(Collected data)
-- BEGIN --

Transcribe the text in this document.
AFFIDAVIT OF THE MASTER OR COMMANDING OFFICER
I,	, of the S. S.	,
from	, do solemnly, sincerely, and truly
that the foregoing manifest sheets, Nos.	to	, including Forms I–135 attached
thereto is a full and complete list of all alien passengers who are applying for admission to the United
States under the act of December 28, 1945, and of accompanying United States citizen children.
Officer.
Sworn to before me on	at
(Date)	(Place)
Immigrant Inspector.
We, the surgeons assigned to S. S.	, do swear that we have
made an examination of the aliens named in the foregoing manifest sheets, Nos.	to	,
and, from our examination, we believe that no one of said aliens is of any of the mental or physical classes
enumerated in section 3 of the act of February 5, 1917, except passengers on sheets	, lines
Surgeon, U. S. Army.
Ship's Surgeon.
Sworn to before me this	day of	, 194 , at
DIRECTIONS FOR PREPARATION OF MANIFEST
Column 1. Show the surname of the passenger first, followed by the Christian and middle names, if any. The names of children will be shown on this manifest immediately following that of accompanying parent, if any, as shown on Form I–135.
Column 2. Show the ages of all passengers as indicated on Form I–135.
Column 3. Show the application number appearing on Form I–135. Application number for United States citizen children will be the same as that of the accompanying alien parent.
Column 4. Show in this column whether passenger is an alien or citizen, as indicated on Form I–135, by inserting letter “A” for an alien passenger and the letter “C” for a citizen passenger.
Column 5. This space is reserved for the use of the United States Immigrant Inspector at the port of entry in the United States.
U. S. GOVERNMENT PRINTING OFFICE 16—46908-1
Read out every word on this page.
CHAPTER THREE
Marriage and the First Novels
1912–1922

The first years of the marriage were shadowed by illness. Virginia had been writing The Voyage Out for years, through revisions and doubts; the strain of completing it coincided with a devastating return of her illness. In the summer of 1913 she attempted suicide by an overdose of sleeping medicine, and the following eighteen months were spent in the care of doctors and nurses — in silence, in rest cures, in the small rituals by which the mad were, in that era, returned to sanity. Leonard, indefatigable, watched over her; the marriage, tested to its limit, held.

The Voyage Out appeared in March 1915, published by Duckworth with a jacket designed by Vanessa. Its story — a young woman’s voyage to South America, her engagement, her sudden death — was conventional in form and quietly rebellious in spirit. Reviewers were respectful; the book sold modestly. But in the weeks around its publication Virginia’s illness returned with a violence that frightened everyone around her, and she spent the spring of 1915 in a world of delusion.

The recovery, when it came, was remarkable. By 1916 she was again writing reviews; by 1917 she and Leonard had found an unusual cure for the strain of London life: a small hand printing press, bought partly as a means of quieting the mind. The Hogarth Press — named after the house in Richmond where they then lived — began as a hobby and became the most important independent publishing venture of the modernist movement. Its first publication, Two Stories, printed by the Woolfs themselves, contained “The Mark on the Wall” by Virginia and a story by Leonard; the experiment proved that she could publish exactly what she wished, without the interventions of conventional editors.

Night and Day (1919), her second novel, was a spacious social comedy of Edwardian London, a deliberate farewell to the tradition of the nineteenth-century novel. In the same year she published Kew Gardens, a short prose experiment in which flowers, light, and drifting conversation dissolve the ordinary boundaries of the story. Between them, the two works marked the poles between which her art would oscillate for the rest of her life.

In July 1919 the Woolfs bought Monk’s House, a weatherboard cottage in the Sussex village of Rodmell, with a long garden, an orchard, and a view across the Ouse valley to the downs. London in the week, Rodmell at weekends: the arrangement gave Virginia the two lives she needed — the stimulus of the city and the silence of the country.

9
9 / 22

-- END --

Written request —
Using the material above, gather every line that includes "indicated".

Result of the task —
Column 2. Show the ages of all passengers as indicated on Form I–135.
Column 4. Show in this column whether passenger is an alien or citizen, as indicated on Form I–135, by inserting letter “A” for an alien passenger and the letter “C” for a citizen passenger.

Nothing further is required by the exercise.